= DIRECTIVE =
Turn the lines from the one containing "Where is each" through the one containing "key-c: C: [376, 356, 387, 373]" into a numbered list, leaving out any blank lines.

= LISTED ENTRIES =
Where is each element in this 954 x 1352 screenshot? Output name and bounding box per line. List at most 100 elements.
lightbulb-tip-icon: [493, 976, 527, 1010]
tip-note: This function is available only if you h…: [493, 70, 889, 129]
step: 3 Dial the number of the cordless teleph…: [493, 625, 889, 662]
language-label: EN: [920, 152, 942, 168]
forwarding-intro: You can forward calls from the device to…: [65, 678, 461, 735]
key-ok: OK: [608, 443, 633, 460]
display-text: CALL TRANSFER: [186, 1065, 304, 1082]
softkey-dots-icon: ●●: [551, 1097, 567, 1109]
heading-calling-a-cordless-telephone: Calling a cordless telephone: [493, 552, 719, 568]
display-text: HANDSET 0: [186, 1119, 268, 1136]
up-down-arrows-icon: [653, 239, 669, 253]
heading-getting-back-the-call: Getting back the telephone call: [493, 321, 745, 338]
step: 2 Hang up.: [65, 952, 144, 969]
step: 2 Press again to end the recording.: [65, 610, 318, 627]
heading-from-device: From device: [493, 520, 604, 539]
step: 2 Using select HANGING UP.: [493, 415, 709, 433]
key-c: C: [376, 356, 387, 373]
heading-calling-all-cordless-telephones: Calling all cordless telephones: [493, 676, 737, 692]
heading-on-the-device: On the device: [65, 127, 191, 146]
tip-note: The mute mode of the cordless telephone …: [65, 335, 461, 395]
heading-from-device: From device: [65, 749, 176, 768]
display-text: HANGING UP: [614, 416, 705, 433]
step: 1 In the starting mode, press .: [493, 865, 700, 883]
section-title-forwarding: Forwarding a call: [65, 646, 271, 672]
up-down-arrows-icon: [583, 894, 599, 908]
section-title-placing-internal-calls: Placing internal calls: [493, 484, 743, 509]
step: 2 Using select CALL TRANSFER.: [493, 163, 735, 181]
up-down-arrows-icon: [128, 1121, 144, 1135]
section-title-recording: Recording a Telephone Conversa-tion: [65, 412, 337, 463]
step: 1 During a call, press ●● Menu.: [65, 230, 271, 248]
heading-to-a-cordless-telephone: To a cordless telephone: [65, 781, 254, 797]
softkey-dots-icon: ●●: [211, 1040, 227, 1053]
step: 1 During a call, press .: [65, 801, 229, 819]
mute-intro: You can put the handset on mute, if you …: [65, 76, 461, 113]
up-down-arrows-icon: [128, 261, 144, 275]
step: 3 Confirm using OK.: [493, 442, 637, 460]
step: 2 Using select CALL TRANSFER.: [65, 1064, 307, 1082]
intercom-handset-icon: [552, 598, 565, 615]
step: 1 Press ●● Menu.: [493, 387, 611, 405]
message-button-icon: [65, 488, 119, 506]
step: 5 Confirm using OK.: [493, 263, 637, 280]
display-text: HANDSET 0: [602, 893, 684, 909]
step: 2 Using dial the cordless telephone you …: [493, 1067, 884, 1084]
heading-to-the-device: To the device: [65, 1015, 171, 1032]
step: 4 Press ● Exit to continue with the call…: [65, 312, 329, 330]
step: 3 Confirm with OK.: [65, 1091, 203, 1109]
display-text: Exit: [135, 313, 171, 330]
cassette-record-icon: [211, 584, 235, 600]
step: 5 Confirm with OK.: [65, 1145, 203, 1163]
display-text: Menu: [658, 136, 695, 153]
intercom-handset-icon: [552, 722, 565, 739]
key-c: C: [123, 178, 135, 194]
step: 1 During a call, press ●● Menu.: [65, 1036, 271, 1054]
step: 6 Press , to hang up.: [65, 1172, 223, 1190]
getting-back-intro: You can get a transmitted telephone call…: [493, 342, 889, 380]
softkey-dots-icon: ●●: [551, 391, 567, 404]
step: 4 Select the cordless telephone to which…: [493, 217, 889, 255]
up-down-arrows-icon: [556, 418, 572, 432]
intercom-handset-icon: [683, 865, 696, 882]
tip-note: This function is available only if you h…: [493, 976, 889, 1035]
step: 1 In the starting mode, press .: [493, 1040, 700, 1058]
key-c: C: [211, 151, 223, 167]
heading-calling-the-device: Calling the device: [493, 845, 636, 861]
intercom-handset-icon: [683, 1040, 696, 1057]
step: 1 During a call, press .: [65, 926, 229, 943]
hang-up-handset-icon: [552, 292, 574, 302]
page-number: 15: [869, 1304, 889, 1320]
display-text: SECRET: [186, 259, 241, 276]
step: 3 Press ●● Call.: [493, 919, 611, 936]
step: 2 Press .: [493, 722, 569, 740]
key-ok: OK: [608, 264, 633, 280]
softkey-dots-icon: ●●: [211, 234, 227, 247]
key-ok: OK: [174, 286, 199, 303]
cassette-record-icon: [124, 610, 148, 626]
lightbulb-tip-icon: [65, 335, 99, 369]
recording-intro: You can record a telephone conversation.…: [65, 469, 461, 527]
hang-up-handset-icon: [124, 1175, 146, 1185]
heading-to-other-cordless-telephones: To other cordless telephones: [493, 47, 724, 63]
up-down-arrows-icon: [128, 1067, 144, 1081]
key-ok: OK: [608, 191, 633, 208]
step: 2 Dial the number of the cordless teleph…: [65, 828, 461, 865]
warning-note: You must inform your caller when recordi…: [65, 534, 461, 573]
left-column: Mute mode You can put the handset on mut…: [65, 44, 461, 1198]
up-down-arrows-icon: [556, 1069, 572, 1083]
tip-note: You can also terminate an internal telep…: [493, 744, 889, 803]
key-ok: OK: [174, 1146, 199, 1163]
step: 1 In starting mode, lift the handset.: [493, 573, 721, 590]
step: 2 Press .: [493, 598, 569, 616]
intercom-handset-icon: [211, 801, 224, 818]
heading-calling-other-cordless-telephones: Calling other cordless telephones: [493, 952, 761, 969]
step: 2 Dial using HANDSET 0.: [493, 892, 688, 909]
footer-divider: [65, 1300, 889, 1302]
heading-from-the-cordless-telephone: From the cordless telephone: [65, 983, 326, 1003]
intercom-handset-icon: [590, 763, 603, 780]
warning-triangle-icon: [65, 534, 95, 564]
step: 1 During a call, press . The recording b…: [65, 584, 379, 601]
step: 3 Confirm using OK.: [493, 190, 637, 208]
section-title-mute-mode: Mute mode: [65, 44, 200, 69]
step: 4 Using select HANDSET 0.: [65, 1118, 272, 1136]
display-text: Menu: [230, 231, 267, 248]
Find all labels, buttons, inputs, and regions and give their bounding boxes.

--

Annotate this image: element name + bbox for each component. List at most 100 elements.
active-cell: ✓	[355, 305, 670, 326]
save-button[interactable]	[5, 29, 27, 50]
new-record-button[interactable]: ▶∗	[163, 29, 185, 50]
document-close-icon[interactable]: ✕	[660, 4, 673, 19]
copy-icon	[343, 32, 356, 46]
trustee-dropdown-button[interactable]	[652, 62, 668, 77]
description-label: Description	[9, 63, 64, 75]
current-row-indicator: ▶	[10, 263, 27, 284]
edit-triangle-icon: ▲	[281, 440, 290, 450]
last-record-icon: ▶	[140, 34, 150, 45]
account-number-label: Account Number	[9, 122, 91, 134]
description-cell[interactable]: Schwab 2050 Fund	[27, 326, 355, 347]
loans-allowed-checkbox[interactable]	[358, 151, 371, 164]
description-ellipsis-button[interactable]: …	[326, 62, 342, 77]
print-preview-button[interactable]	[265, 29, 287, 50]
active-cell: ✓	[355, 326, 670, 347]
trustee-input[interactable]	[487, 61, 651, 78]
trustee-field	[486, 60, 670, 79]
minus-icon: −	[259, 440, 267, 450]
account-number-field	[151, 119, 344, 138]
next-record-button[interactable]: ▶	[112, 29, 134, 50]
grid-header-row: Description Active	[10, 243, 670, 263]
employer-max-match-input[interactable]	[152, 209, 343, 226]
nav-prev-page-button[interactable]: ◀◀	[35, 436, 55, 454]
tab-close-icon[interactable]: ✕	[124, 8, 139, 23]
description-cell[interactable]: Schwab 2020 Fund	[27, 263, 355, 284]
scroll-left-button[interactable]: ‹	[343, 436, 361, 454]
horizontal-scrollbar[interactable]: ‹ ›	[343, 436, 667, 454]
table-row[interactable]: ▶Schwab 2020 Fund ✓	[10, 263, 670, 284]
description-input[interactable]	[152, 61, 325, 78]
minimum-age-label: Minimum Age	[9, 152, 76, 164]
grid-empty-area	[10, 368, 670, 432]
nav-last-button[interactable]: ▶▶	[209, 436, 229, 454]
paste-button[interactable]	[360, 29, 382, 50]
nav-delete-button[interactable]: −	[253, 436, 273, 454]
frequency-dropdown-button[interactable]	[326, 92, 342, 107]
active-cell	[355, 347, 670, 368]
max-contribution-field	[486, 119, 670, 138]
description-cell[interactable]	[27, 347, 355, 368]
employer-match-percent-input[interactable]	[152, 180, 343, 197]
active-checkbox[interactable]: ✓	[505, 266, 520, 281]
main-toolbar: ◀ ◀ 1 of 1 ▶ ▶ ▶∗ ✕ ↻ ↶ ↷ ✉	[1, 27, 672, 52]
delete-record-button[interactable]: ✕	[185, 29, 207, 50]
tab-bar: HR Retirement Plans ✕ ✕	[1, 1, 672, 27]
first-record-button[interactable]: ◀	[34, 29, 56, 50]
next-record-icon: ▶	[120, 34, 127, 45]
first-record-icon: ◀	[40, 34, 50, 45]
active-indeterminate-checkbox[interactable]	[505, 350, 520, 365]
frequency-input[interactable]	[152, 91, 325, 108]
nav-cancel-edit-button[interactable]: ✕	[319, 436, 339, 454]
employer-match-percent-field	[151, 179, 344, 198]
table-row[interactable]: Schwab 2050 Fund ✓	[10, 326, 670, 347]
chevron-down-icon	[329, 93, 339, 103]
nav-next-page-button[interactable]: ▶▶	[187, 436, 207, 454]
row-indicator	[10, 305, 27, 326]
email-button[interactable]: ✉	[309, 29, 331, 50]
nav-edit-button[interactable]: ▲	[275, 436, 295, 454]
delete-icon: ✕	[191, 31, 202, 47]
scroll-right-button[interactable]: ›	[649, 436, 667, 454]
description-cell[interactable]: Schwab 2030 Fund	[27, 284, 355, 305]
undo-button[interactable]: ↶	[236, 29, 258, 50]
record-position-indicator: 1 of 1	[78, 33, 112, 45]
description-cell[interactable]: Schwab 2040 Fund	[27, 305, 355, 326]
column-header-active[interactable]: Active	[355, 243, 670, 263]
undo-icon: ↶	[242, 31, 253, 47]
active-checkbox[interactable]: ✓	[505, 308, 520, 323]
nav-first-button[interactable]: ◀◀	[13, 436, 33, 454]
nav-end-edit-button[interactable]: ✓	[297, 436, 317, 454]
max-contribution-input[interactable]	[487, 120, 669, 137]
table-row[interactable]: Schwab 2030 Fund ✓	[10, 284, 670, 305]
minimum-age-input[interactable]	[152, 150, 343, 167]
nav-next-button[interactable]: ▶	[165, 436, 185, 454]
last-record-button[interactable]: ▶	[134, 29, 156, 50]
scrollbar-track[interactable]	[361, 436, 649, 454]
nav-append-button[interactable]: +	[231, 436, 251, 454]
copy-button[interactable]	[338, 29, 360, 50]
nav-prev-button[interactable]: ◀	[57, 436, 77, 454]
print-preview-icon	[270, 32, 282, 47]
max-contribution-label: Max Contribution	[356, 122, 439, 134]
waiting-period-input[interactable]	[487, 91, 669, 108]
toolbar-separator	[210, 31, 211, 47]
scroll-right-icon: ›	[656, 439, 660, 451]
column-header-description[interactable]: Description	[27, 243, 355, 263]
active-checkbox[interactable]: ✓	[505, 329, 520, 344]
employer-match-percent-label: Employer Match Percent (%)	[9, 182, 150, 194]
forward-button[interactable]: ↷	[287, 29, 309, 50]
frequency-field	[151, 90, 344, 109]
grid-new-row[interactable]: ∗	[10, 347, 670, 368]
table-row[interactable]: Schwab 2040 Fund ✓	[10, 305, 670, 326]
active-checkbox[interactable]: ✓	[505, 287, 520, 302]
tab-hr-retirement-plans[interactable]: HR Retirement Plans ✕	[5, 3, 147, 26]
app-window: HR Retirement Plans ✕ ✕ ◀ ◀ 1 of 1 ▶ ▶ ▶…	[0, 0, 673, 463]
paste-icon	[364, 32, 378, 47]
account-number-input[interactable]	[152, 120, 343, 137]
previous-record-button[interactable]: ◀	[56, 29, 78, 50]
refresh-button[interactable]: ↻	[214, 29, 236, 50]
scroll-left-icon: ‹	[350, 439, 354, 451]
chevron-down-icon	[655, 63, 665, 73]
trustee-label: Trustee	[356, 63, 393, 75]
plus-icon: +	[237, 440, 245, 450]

= SOLUTION FOR THIS PROBLEM =
1. Where is each element in this 954 x 1352 screenshot? Output name and bounding box per line. List at most 100 elements.
2. lightbulb-tip-icon: [493, 976, 527, 1010]
3. tip-note: This function is available only if you h…: [493, 70, 889, 129]
4. step: 3 Dial the number of the cordless teleph…: [493, 625, 889, 662]
5. language-label: EN: [920, 152, 942, 168]
6. forwarding-intro: You can forward calls from the device to…: [65, 678, 461, 735]
7. key-ok: OK: [608, 443, 633, 460]
8. display-text: CALL TRANSFER: [186, 1065, 304, 1082]
9. softkey-dots-icon: ●●: [551, 1097, 567, 1109]
10. heading-calling-a-cordless-telephone: Calling a cordless telephone: [493, 552, 719, 568]
11. display-text: HANDSET 0: [186, 1119, 268, 1136]
12. up-down-arrows-icon: [653, 239, 669, 253]
13. heading-getting-back-the-call: Getting back the telephone call: [493, 321, 745, 338]
14. step: 2 Hang up.: [65, 952, 144, 969]
15. step: 2 Press again to end the recording.: [65, 610, 318, 627]
16. heading-from-device: From device: [493, 520, 604, 539]
17. step: 2 Using select HANGING UP.: [493, 415, 709, 433]
18. key-c: C: [376, 356, 387, 373]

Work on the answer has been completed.